• **Records to process**:
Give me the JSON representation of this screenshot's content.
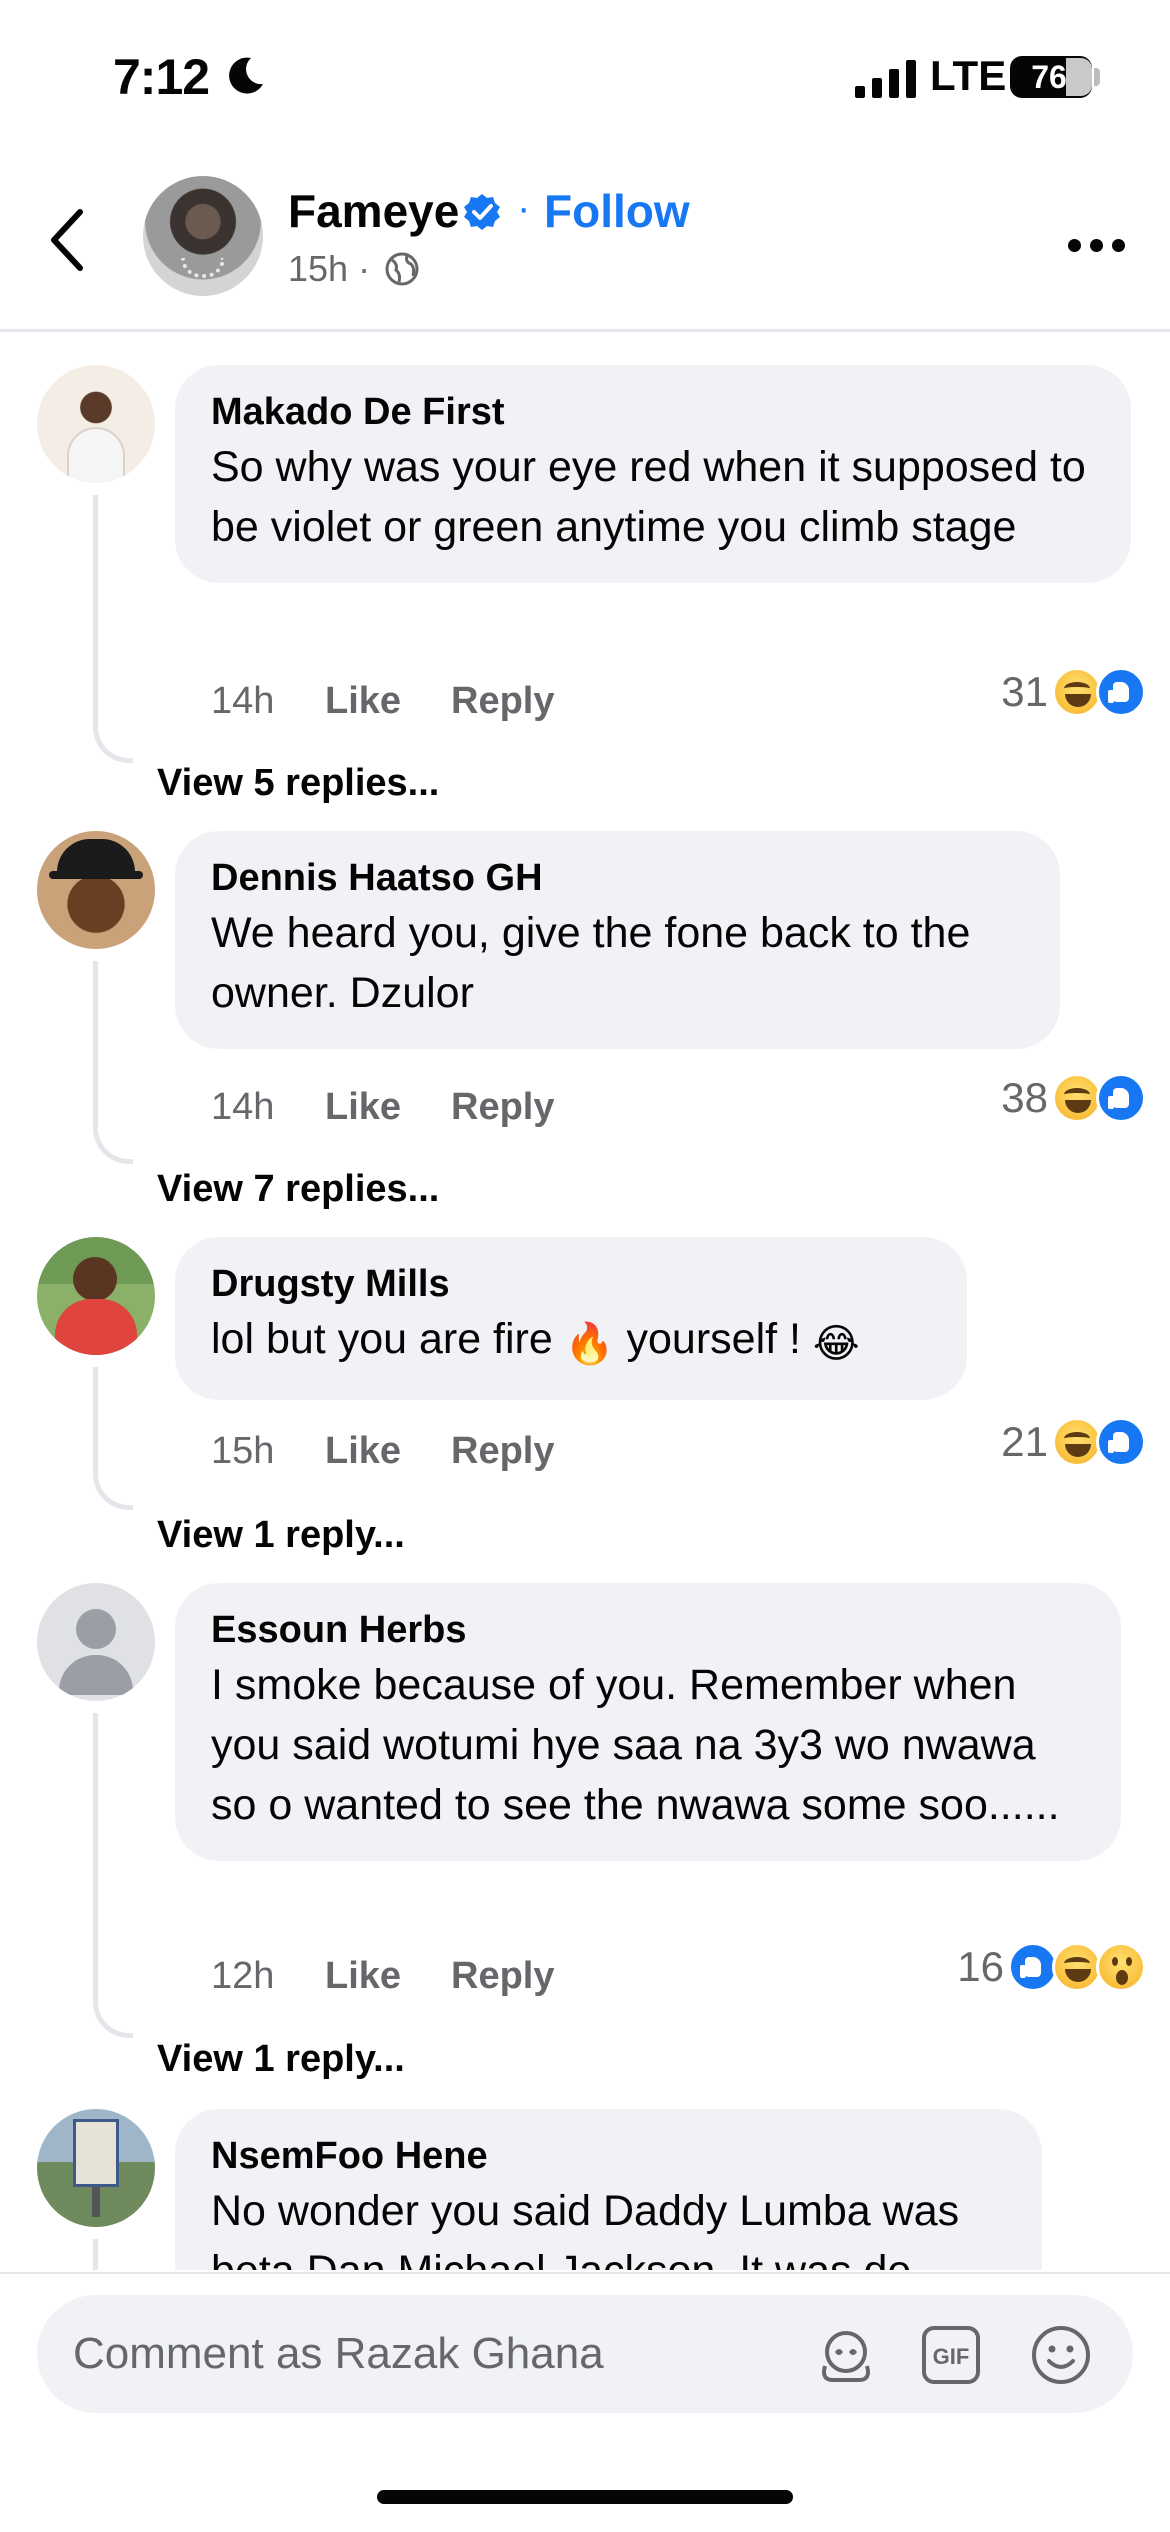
{
  "status_bar": {
    "time": "7:12",
    "network": "LTE",
    "battery": "76",
    "icons": [
      "moon-icon",
      "signal-icon",
      "battery-icon"
    ]
  },
  "header": {
    "page_name": "Fameye",
    "separator": "·",
    "follow_label": "Follow",
    "post_time": "15h ·",
    "icons": [
      "back-icon",
      "verified-badge-icon",
      "globe-icon",
      "more-icon"
    ]
  },
  "comments": [
    {
      "author": "Makado De First",
      "text": "So why was your eye red when it supposed to be violet or green anytime you climb stage",
      "time": "14h",
      "like_label": "Like",
      "reply_label": "Reply",
      "reaction_count": "31",
      "reactions": [
        "haha",
        "like"
      ],
      "view_replies": "View 5 replies..."
    },
    {
      "author": "Dennis Haatso GH",
      "text": "We heard you, give the fone back to the owner. Dzulor",
      "time": "14h",
      "like_label": "Like",
      "reply_label": "Reply",
      "reaction_count": "38",
      "reactions": [
        "haha",
        "like"
      ],
      "view_replies": "View 7 replies..."
    },
    {
      "author": "Drugsty Mills",
      "text_part1": "lol but you are fire ",
      "emoji1": "🔥",
      "text_part2": " yourself ! ",
      "emoji2": "😂",
      "time": "15h",
      "like_label": "Like",
      "reply_label": "Reply",
      "reaction_count": "21",
      "reactions": [
        "haha",
        "like"
      ],
      "view_replies": "View 1 reply..."
    },
    {
      "author": "Essoun Herbs",
      "text": "I smoke because of you. Remember when you said wotumi hye saa na 3y3 wo nwawa so o wanted to see the nwawa some soo......",
      "time": "12h",
      "like_label": "Like",
      "reply_label": "Reply",
      "reaction_count": "16",
      "reactions": [
        "like",
        "haha",
        "wow"
      ],
      "view_replies": "View 1 reply..."
    },
    {
      "author": "NsemFoo Hene",
      "text": "No wonder you said Daddy Lumba was beta Dan Michael Jackson. It was de"
    }
  ],
  "composer": {
    "placeholder": "Comment as Razak Ghana",
    "icons": [
      "avatar-sticker-icon",
      "gif-icon",
      "emoji-icon"
    ],
    "gif_label": "GIF"
  },
  "colors": {
    "accent": "#1877f2",
    "bubble": "#f0f2f5",
    "secondary_text": "#65676b"
  }
}
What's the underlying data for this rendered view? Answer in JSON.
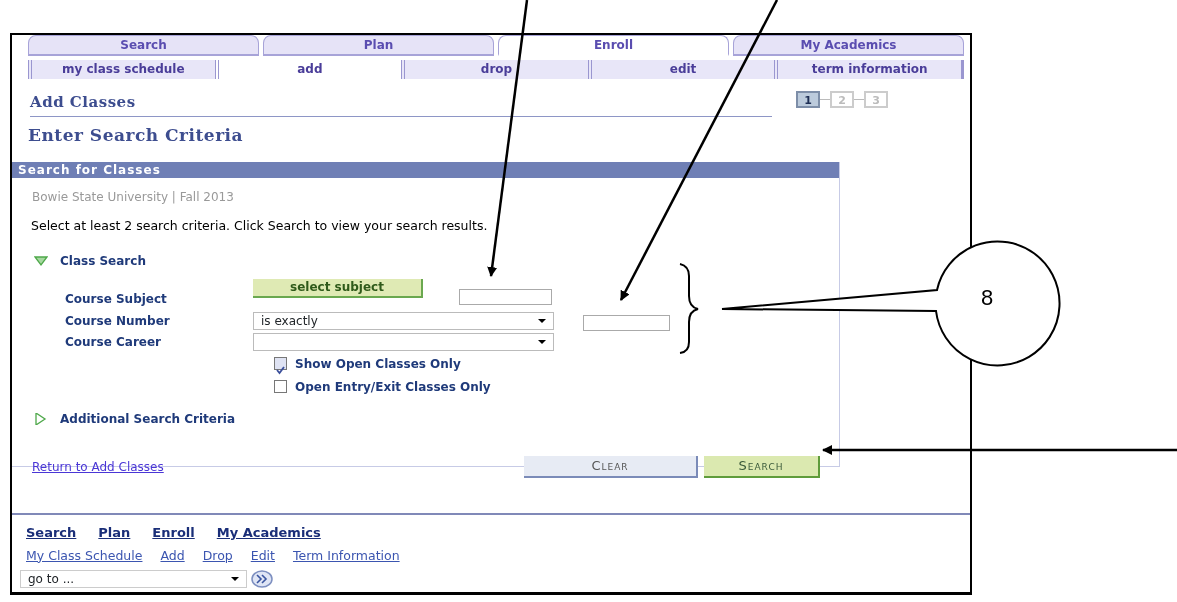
{
  "main_tabs": [
    {
      "label": "Search",
      "selected": false
    },
    {
      "label": "Plan",
      "selected": false
    },
    {
      "label": "Enroll",
      "selected": true
    },
    {
      "label": "My Academics",
      "selected": false
    }
  ],
  "sub_tabs": [
    {
      "label": "my class schedule",
      "selected": false
    },
    {
      "label": "add",
      "selected": true
    },
    {
      "label": "drop",
      "selected": false
    },
    {
      "label": "edit",
      "selected": false
    },
    {
      "label": "term information",
      "selected": false
    }
  ],
  "page_title": "Add Classes",
  "steps": [
    {
      "label": "1",
      "selected": true
    },
    {
      "label": "2",
      "selected": false
    },
    {
      "label": "3",
      "selected": false
    }
  ],
  "section_title": "Enter Search Criteria",
  "panel": {
    "title": "Search for Classes",
    "institution": "Bowie State University | Fall 2013",
    "instructions": "Select at least 2 search criteria. Click Search to view your search results.",
    "class_search": {
      "label": "Class Search",
      "expanded": true,
      "fields": [
        {
          "kind": "button_text",
          "label": "Course Subject",
          "button": "select subject"
        },
        {
          "kind": "select_text",
          "label": "Course Number",
          "value": "is exactly"
        },
        {
          "kind": "select",
          "label": "Course Career"
        }
      ],
      "checkboxes": [
        {
          "label": "Show Open Classes Only",
          "checked": true
        },
        {
          "label": "Open Entry/Exit Classes Only",
          "checked": false
        }
      ]
    },
    "additional": {
      "label": "Additional Search Criteria",
      "expanded": false
    },
    "return_link": "Return to Add Classes",
    "buttons": [
      {
        "kind": "clear",
        "label": "Clear"
      },
      {
        "kind": "search",
        "label": "Search"
      }
    ]
  },
  "footer": {
    "primary_links": [
      "Search",
      "Plan",
      "Enroll",
      "My Academics"
    ],
    "secondary_links": [
      "My Class Schedule",
      "Add",
      "Drop",
      "Edit",
      "Term Information"
    ],
    "goto": {
      "value": "go to ..."
    }
  },
  "annotation": {
    "callout": "8"
  }
}
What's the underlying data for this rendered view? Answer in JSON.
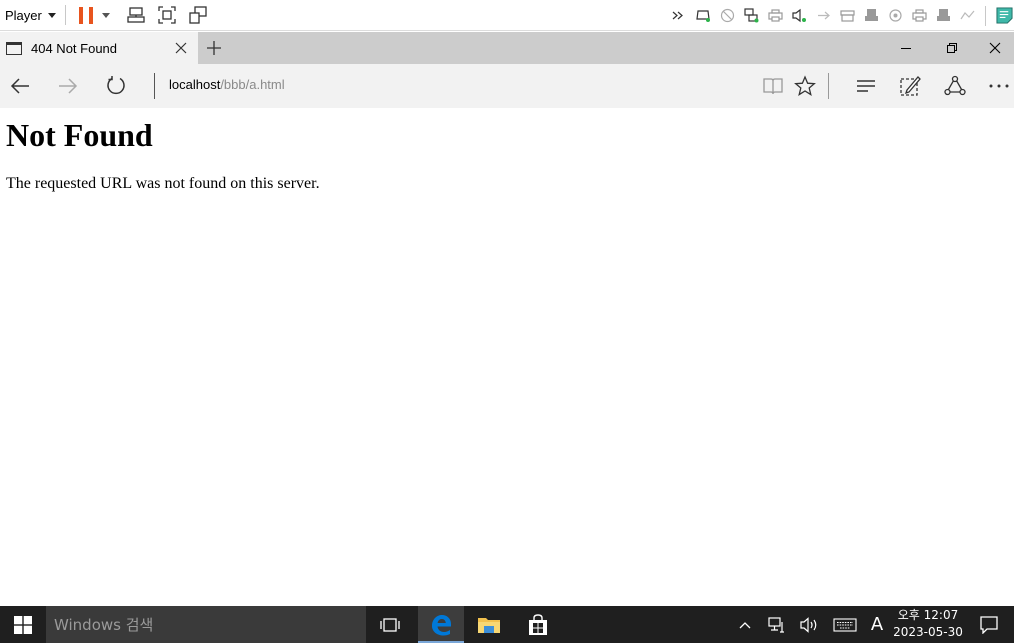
{
  "vm_toolbar": {
    "menu_label": "Player",
    "left_icons": [
      "pause-icon",
      "send-ctrl-alt-del-icon",
      "fullscreen-icon",
      "unity-icon"
    ],
    "device_icons": [
      "more-devices-icon",
      "hard-disk-icon",
      "cd-dvd-icon",
      "network-adapter-icon",
      "printer-icon",
      "sound-card-icon",
      "usb-icon",
      "floppy-icon",
      "usb-drive-icon",
      "camera-icon",
      "printer2-icon",
      "usb-drive2-icon",
      "usb-device-icon",
      "message-icon"
    ],
    "pause_color": "#e8541e"
  },
  "browser": {
    "tab_title": "404 Not Found",
    "url_host": "localhost",
    "url_path": "/bbb/a.html"
  },
  "page": {
    "heading": "Not Found",
    "message": "The requested URL was not found on this server."
  },
  "taskbar": {
    "search_placeholder": "Windows 검색",
    "time": "오후 12:07",
    "date": "2023-05-30",
    "ime_label": "A",
    "edge_color": "#0078d7"
  }
}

• **Description of the task**:
Excluding the pictures, restate the records above word for word.

• **Result of this exercise**:
Give me the JSON representation of this screenshot's content.
{
  "status_bar": {
    "time": "7:12",
    "network": "LTE",
    "battery": "76",
    "icons": [
      "moon-icon",
      "signal-icon",
      "battery-icon"
    ]
  },
  "header": {
    "page_name": "Fameye",
    "separator": "·",
    "follow_label": "Follow",
    "post_time": "15h ·",
    "icons": [
      "back-icon",
      "verified-badge-icon",
      "globe-icon",
      "more-icon"
    ]
  },
  "comments": [
    {
      "author": "Makado De First",
      "text": "So why was your eye red when it supposed to be violet or green anytime you climb stage",
      "time": "14h",
      "like_label": "Like",
      "reply_label": "Reply",
      "reaction_count": "31",
      "reactions": [
        "haha",
        "like"
      ],
      "view_replies": "View 5 replies..."
    },
    {
      "author": "Dennis Haatso GH",
      "text": "We heard you, give the fone back to the owner. Dzulor",
      "time": "14h",
      "like_label": "Like",
      "reply_label": "Reply",
      "reaction_count": "38",
      "reactions": [
        "haha",
        "like"
      ],
      "view_replies": "View 7 replies..."
    },
    {
      "author": "Drugsty Mills",
      "text_part1": "lol but you are fire ",
      "emoji1": "🔥",
      "text_part2": " yourself ! ",
      "emoji2": "😂",
      "time": "15h",
      "like_label": "Like",
      "reply_label": "Reply",
      "reaction_count": "21",
      "reactions": [
        "haha",
        "like"
      ],
      "view_replies": "View 1 reply..."
    },
    {
      "author": "Essoun Herbs",
      "text": "I smoke because of you. Remember when you said wotumi hye saa na 3y3 wo nwawa so o wanted to see the nwawa some soo......",
      "time": "12h",
      "like_label": "Like",
      "reply_label": "Reply",
      "reaction_count": "16",
      "reactions": [
        "like",
        "haha",
        "wow"
      ],
      "view_replies": "View 1 reply..."
    },
    {
      "author": "NsemFoo Hene",
      "text": "No wonder you said Daddy Lumba was beta Dan Michael Jackson. It was de"
    }
  ],
  "composer": {
    "placeholder": "Comment as Razak Ghana",
    "icons": [
      "avatar-sticker-icon",
      "gif-icon",
      "emoji-icon"
    ],
    "gif_label": "GIF"
  },
  "colors": {
    "accent": "#1877f2",
    "bubble": "#f0f2f5",
    "secondary_text": "#65676b"
  }
}
What's the underlying data for this rendered view? Answer in JSON.
{
  "main_tabs": [
    {
      "label": "Search",
      "selected": false
    },
    {
      "label": "Plan",
      "selected": false
    },
    {
      "label": "Enroll",
      "selected": true
    },
    {
      "label": "My Academics",
      "selected": false
    }
  ],
  "sub_tabs": [
    {
      "label": "my class schedule",
      "selected": false
    },
    {
      "label": "add",
      "selected": true
    },
    {
      "label": "drop",
      "selected": false
    },
    {
      "label": "edit",
      "selected": false
    },
    {
      "label": "term information",
      "selected": false
    }
  ],
  "page_title": "Add Classes",
  "steps": [
    {
      "label": "1",
      "selected": true
    },
    {
      "label": "2",
      "selected": false
    },
    {
      "label": "3",
      "selected": false
    }
  ],
  "section_title": "Enter Search Criteria",
  "panel": {
    "title": "Search for Classes",
    "institution": "Bowie State University | Fall 2013",
    "instructions": "Select at least 2 search criteria. Click Search to view your search results.",
    "class_search": {
      "label": "Class Search",
      "expanded": true,
      "fields": [
        {
          "kind": "button_text",
          "label": "Course Subject",
          "button": "select subject"
        },
        {
          "kind": "select_text",
          "label": "Course Number",
          "value": "is exactly"
        },
        {
          "kind": "select",
          "label": "Course Career"
        }
      ],
      "checkboxes": [
        {
          "label": "Show Open Classes Only",
          "checked": true
        },
        {
          "label": "Open Entry/Exit Classes Only",
          "checked": false
        }
      ]
    },
    "additional": {
      "label": "Additional Search Criteria",
      "expanded": false
    },
    "return_link": "Return to Add Classes",
    "buttons": [
      {
        "kind": "clear",
        "label": "Clear"
      },
      {
        "kind": "search",
        "label": "Search"
      }
    ]
  },
  "footer": {
    "primary_links": [
      "Search",
      "Plan",
      "Enroll",
      "My Academics"
    ],
    "secondary_links": [
      "My Class Schedule",
      "Add",
      "Drop",
      "Edit",
      "Term Information"
    ],
    "goto": {
      "value": "go to ..."
    }
  },
  "annotation": {
    "callout": "8"
  }
}
What's the underlying data for this rendered view? Answer in JSON.
{
  "vm_toolbar": {
    "menu_label": "Player",
    "left_icons": [
      "pause-icon",
      "send-ctrl-alt-del-icon",
      "fullscreen-icon",
      "unity-icon"
    ],
    "device_icons": [
      "more-devices-icon",
      "hard-disk-icon",
      "cd-dvd-icon",
      "network-adapter-icon",
      "printer-icon",
      "sound-card-icon",
      "usb-icon",
      "floppy-icon",
      "usb-drive-icon",
      "camera-icon",
      "printer2-icon",
      "usb-drive2-icon",
      "usb-device-icon",
      "message-icon"
    ],
    "pause_color": "#e8541e"
  },
  "browser": {
    "tab_title": "404 Not Found",
    "url_host": "localhost",
    "url_path": "/bbb/a.html"
  },
  "page": {
    "heading": "Not Found",
    "message": "The requested URL was not found on this server."
  },
  "taskbar": {
    "search_placeholder": "Windows 검색",
    "time": "오후 12:07",
    "date": "2023-05-30",
    "ime_label": "A",
    "edge_color": "#0078d7"
  }
}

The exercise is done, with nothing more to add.